Request
Without the pictures, copy all the entries below exactly.

[Dataset items]

[BEGIN]

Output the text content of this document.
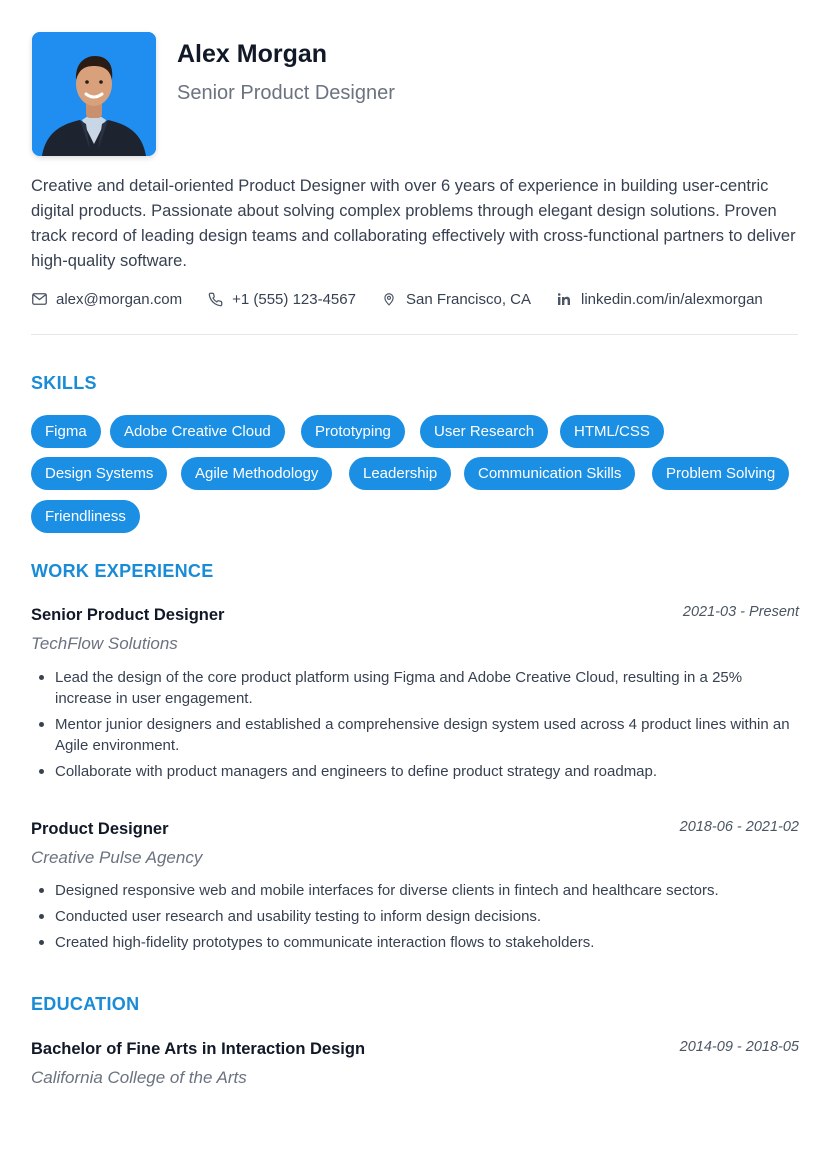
Alex Morgan
Senior Product Designer

Creative and detail-oriented Product Designer with over 6 years of experience in building user-centric digital products. Passionate about solving complex problems through elegant design solutions. Proven track record of leading design teams and collaborating effectively with cross-functional partners to deliver high-quality software.

alex@morgan.com	+1 (555) 123-4567	San Francisco, CA	linkedin.com/in/alexmorgan
SKILLS
Figma	Adobe Creative Cloud	Prototyping	User Research	HTML/CSS
Design Systems	Agile Methodology	Leadership	Communication Skills	Problem Solving
Friendliness
WORK EXPERIENCE
Senior Product Designer	2021-03 - Present
TechFlow Solutions
Lead the design of the core product platform using Figma and Adobe Creative Cloud, resulting in a 25% increase in user engagement.
Mentor junior designers and established a comprehensive design system used across 4 product lines within an Agile environment.
Collaborate with product managers and engineers to define product strategy and roadmap.
Product Designer	2018-06 - 2021-02
Creative Pulse Agency
Designed responsive web and mobile interfaces for diverse clients in fintech and healthcare sectors.
Conducted user research and usability testing to inform design decisions.
Created high-fidelity prototypes to communicate interaction flows to stakeholders.
EDUCATION
Bachelor of Fine Arts in Interaction Design	2014-09 - 2018-05
California College of the Arts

[END]

Response for this exercise
Output the text content of this document.
Alex Morgan
Senior Product Designer

Creative and detail-oriented Product Designer with over 6 years of experience in building user-centric digital products. Passionate about solving complex problems through elegant design solutions. Proven track record of leading design teams and collaborating effectively with cross-functional partners to deliver high-quality software.

alex@morgan.com	+1 (555) 123-4567	San Francisco, CA	linkedin.com/in/alexmorgan
SKILLS
Figma	Adobe Creative Cloud	Prototyping	User Research	HTML/CSS
Design Systems	Agile Methodology	Leadership	Communication Skills	Problem Solving
Friendliness
WORK EXPERIENCE
Senior Product Designer	2021-03 - Present
TechFlow Solutions
Lead the design of the core product platform using Figma and Adobe Creative Cloud, resulting in a 25% increase in user engagement.
Mentor junior designers and established a comprehensive design system used across 4 product lines within an Agile environment.
Collaborate with product managers and engineers to define product strategy and roadmap.
Product Designer	2018-06 - 2021-02
Creative Pulse Agency
Designed responsive web and mobile interfaces for diverse clients in fintech and healthcare sectors.
Conducted user research and usability testing to inform design decisions.
Created high-fidelity prototypes to communicate interaction flows to stakeholders.
EDUCATION
Bachelor of Fine Arts in Interaction Design	2014-09 - 2018-05
California College of the Arts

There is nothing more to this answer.